Repeat each entry exactly and drop the pictures.

══ MATERIAL SHOWN

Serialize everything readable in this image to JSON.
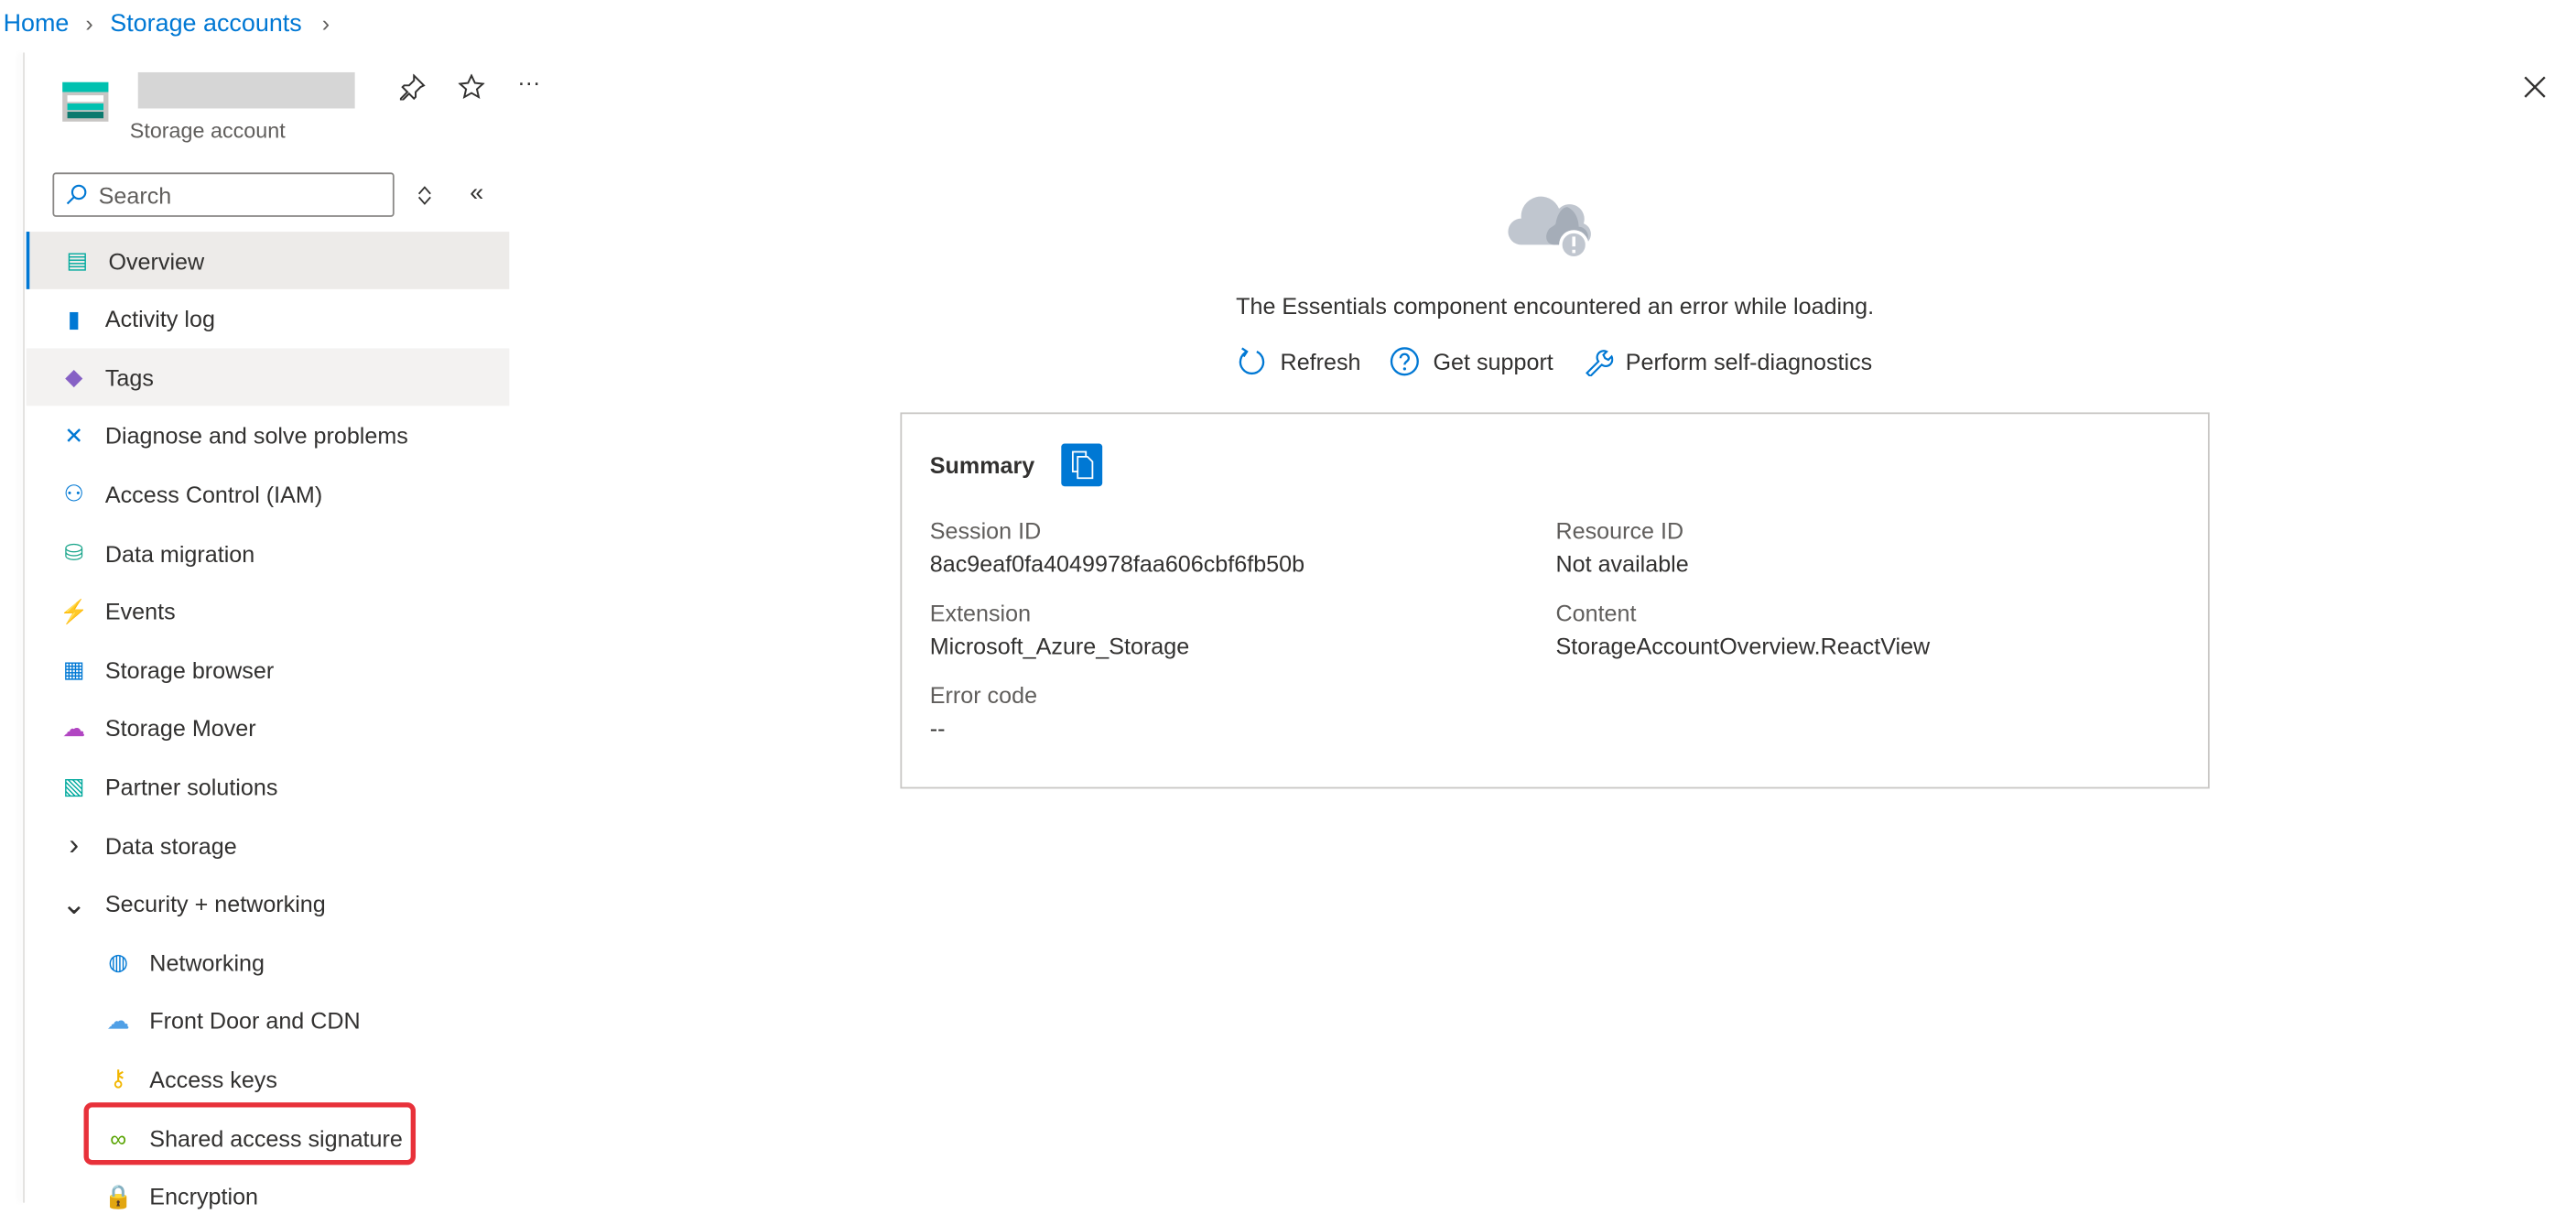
{
  "breadcrumb": [
    "Home",
    "Storage accounts"
  ],
  "resource": {
    "name_redacted": true,
    "type": "Storage account"
  },
  "header_actions": {
    "pin": "pin-icon",
    "favorite": "star-icon",
    "more": "···",
    "close": "close-icon"
  },
  "search": {
    "placeholder": "Search"
  },
  "nav": [
    {
      "label": "Overview",
      "icon": "storage-overview-icon",
      "selected": true
    },
    {
      "label": "Activity log",
      "icon": "activity-log-icon"
    },
    {
      "label": "Tags",
      "icon": "tag-icon",
      "hover": true
    },
    {
      "label": "Diagnose and solve problems",
      "icon": "wrench-icon"
    },
    {
      "label": "Access Control (IAM)",
      "icon": "people-icon"
    },
    {
      "label": "Data migration",
      "icon": "data-migration-icon"
    },
    {
      "label": "Events",
      "icon": "lightning-icon"
    },
    {
      "label": "Storage browser",
      "icon": "storage-browser-icon"
    },
    {
      "label": "Storage Mover",
      "icon": "storage-mover-icon"
    },
    {
      "label": "Partner solutions",
      "icon": "partner-icon"
    },
    {
      "label": "Data storage",
      "icon": "chevron-right-icon",
      "group": true
    },
    {
      "label": "Security + networking",
      "icon": "chevron-down-icon",
      "group": true
    },
    {
      "label": "Networking",
      "icon": "networking-icon",
      "sub": true
    },
    {
      "label": "Front Door and CDN",
      "icon": "cdn-icon",
      "sub": true
    },
    {
      "label": "Access keys",
      "icon": "key-icon",
      "sub": true
    },
    {
      "label": "Shared access signature",
      "icon": "link-icon",
      "sub": true,
      "highlighted": true
    },
    {
      "label": "Encryption",
      "icon": "lock-icon",
      "sub": true
    }
  ],
  "error": {
    "message": "The Essentials component encountered an error while loading.",
    "actions": [
      {
        "label": "Refresh",
        "icon": "refresh-icon"
      },
      {
        "label": "Get support",
        "icon": "help-icon"
      },
      {
        "label": "Perform self-diagnostics",
        "icon": "wrench-icon"
      }
    ]
  },
  "summary": {
    "title": "Summary",
    "fields": [
      {
        "label": "Session ID",
        "value": "8ac9eaf0fa4049978faa606cbf6fb50b"
      },
      {
        "label": "Resource ID",
        "value": "Not available"
      },
      {
        "label": "Extension",
        "value": "Microsoft_Azure_Storage"
      },
      {
        "label": "Content",
        "value": "StorageAccountOverview.ReactView"
      },
      {
        "label": "Error code",
        "value": "--"
      }
    ]
  },
  "colors": {
    "accent": "#0078d4",
    "highlight_box": "#e8313a",
    "selected_bg": "#edebe9"
  }
}
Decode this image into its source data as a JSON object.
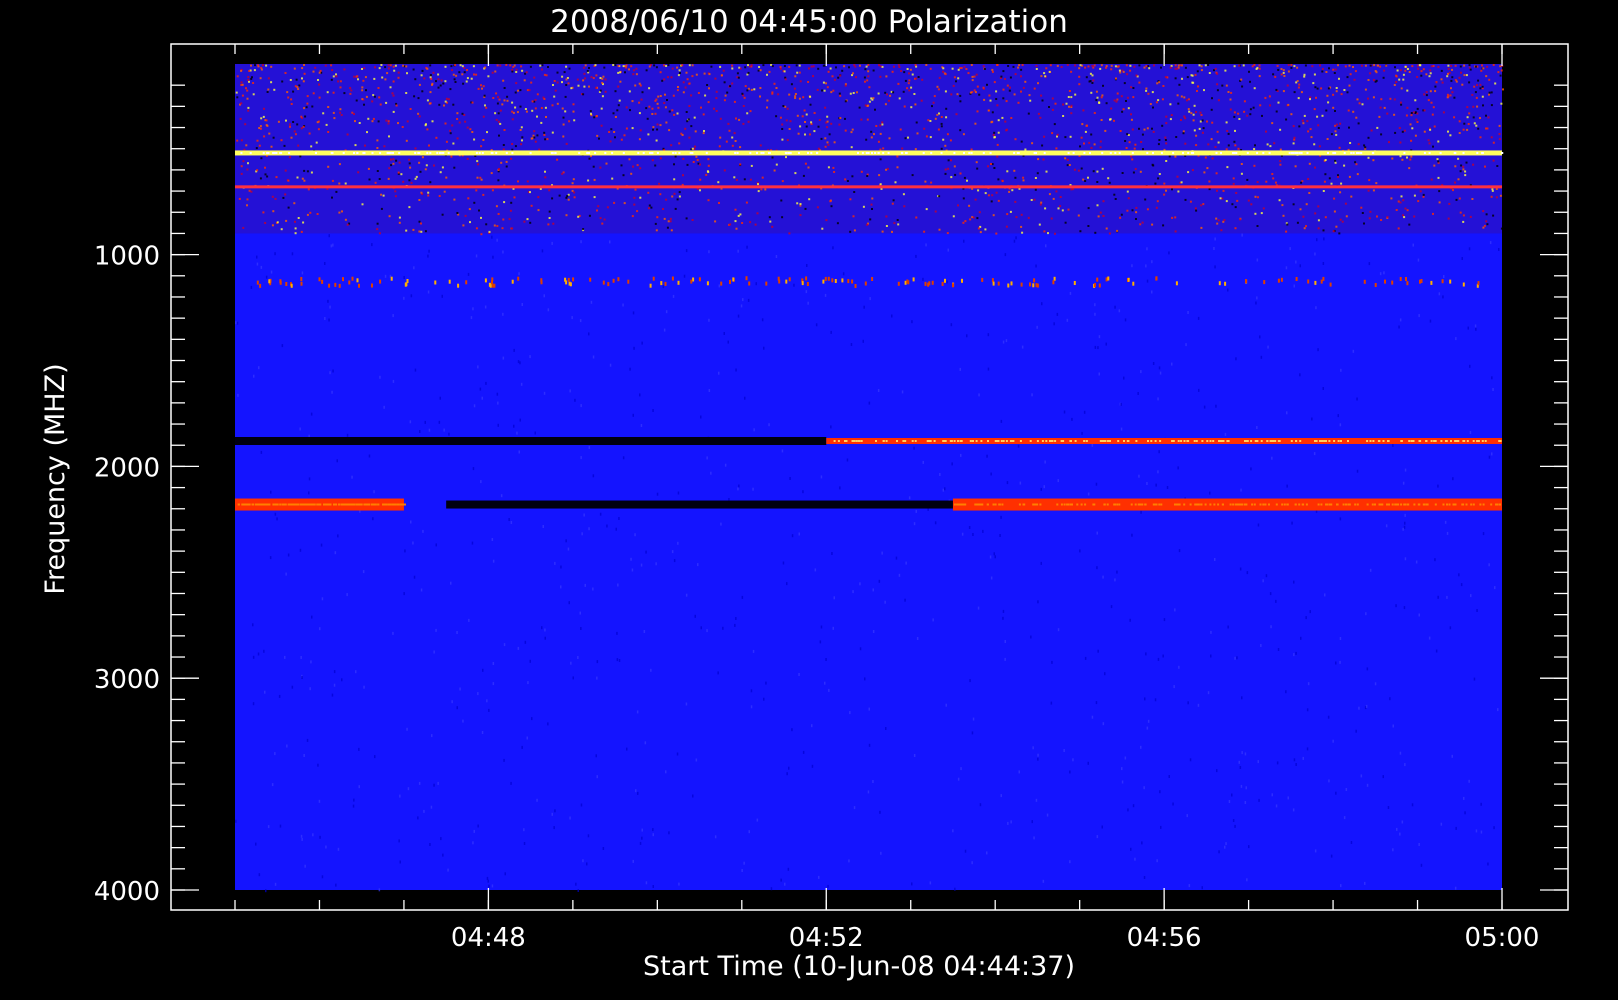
{
  "chart_data": {
    "type": "heatmap",
    "title": "2008/06/10 04:45:00 Polarization",
    "xlabel": "Start Time (10-Jun-08 04:44:37)",
    "ylabel": "Frequency (MHZ)",
    "x_range": [
      "04:45:00",
      "05:00:00"
    ],
    "y_range_mhz": [
      100,
      4000
    ],
    "y_axis_inverted": true,
    "x_ticks": [
      "04:48",
      "04:52",
      "04:56",
      "05:00"
    ],
    "y_ticks": [
      1000,
      2000,
      3000,
      4000
    ],
    "grid": false,
    "colorscale": [
      "#000000",
      "#0000ff",
      "#ff0000",
      "#ffff00",
      "#ffffff"
    ],
    "background_color": "#1414ff",
    "features": [
      {
        "freq_mhz": 520,
        "t_start": "04:45:00",
        "t_end": "05:00:00",
        "level": "bright-yellow"
      },
      {
        "freq_mhz": 680,
        "t_start": "04:45:00",
        "t_end": "05:00:00",
        "level": "red-line"
      },
      {
        "freq_mhz": 1120,
        "t_start": "04:45:00",
        "t_end": "05:00:00",
        "level": "sparse-red-spots"
      },
      {
        "freq_mhz": 1880,
        "t_start": "04:45:00",
        "t_end": "04:52:00",
        "level": "dark"
      },
      {
        "freq_mhz": 1880,
        "t_start": "04:52:00",
        "t_end": "05:00:00",
        "level": "red-to-yellow"
      },
      {
        "freq_mhz": 2180,
        "t_start": "04:45:00",
        "t_end": "04:47:00",
        "level": "bright-red"
      },
      {
        "freq_mhz": 2180,
        "t_start": "04:47:30",
        "t_end": "04:53:30",
        "level": "dark"
      },
      {
        "freq_mhz": 2180,
        "t_start": "04:53:30",
        "t_end": "05:00:00",
        "level": "bright-red"
      }
    ]
  }
}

════

FINISHED EXERCISE |
Serialize everything readable in this image to JSON.
{
  "breadcrumb": [
    "Home",
    "Storage accounts"
  ],
  "resource": {
    "name_redacted": true,
    "type": "Storage account"
  },
  "header_actions": {
    "pin": "pin-icon",
    "favorite": "star-icon",
    "more": "···",
    "close": "close-icon"
  },
  "search": {
    "placeholder": "Search"
  },
  "nav": [
    {
      "label": "Overview",
      "icon": "storage-overview-icon",
      "selected": true
    },
    {
      "label": "Activity log",
      "icon": "activity-log-icon"
    },
    {
      "label": "Tags",
      "icon": "tag-icon",
      "hover": true
    },
    {
      "label": "Diagnose and solve problems",
      "icon": "wrench-icon"
    },
    {
      "label": "Access Control (IAM)",
      "icon": "people-icon"
    },
    {
      "label": "Data migration",
      "icon": "data-migration-icon"
    },
    {
      "label": "Events",
      "icon": "lightning-icon"
    },
    {
      "label": "Storage browser",
      "icon": "storage-browser-icon"
    },
    {
      "label": "Storage Mover",
      "icon": "storage-mover-icon"
    },
    {
      "label": "Partner solutions",
      "icon": "partner-icon"
    },
    {
      "label": "Data storage",
      "icon": "chevron-right-icon",
      "group": true
    },
    {
      "label": "Security + networking",
      "icon": "chevron-down-icon",
      "group": true
    },
    {
      "label": "Networking",
      "icon": "networking-icon",
      "sub": true
    },
    {
      "label": "Front Door and CDN",
      "icon": "cdn-icon",
      "sub": true
    },
    {
      "label": "Access keys",
      "icon": "key-icon",
      "sub": true
    },
    {
      "label": "Shared access signature",
      "icon": "link-icon",
      "sub": true,
      "highlighted": true
    },
    {
      "label": "Encryption",
      "icon": "lock-icon",
      "sub": true
    }
  ],
  "error": {
    "message": "The Essentials component encountered an error while loading.",
    "actions": [
      {
        "label": "Refresh",
        "icon": "refresh-icon"
      },
      {
        "label": "Get support",
        "icon": "help-icon"
      },
      {
        "label": "Perform self-diagnostics",
        "icon": "wrench-icon"
      }
    ]
  },
  "summary": {
    "title": "Summary",
    "fields": [
      {
        "label": "Session ID",
        "value": "8ac9eaf0fa4049978faa606cbf6fb50b"
      },
      {
        "label": "Resource ID",
        "value": "Not available"
      },
      {
        "label": "Extension",
        "value": "Microsoft_Azure_Storage"
      },
      {
        "label": "Content",
        "value": "StorageAccountOverview.ReactView"
      },
      {
        "label": "Error code",
        "value": "--"
      }
    ]
  },
  "colors": {
    "accent": "#0078d4",
    "highlight_box": "#e8313a",
    "selected_bg": "#edebe9"
  }
}
Decode this image into its source data as a JSON object.
{
  "chart_data": {
    "type": "heatmap",
    "title": "2008/06/10 04:45:00 Polarization",
    "xlabel": "Start Time (10-Jun-08 04:44:37)",
    "ylabel": "Frequency (MHZ)",
    "x_range": [
      "04:45:00",
      "05:00:00"
    ],
    "y_range_mhz": [
      100,
      4000
    ],
    "y_axis_inverted": true,
    "x_ticks": [
      "04:48",
      "04:52",
      "04:56",
      "05:00"
    ],
    "y_ticks": [
      1000,
      2000,
      3000,
      4000
    ],
    "grid": false,
    "colorscale": [
      "#000000",
      "#0000ff",
      "#ff0000",
      "#ffff00",
      "#ffffff"
    ],
    "background_color": "#1414ff",
    "features": [
      {
        "freq_mhz": 520,
        "t_start": "04:45:00",
        "t_end": "05:00:00",
        "level": "bright-yellow"
      },
      {
        "freq_mhz": 680,
        "t_start": "04:45:00",
        "t_end": "05:00:00",
        "level": "red-line"
      },
      {
        "freq_mhz": 1120,
        "t_start": "04:45:00",
        "t_end": "05:00:00",
        "level": "sparse-red-spots"
      },
      {
        "freq_mhz": 1880,
        "t_start": "04:45:00",
        "t_end": "04:52:00",
        "level": "dark"
      },
      {
        "freq_mhz": 1880,
        "t_start": "04:52:00",
        "t_end": "05:00:00",
        "level": "red-to-yellow"
      },
      {
        "freq_mhz": 2180,
        "t_start": "04:45:00",
        "t_end": "04:47:00",
        "level": "bright-red"
      },
      {
        "freq_mhz": 2180,
        "t_start": "04:47:30",
        "t_end": "04:53:30",
        "level": "dark"
      },
      {
        "freq_mhz": 2180,
        "t_start": "04:53:30",
        "t_end": "05:00:00",
        "level": "bright-red"
      }
    ]
  }
}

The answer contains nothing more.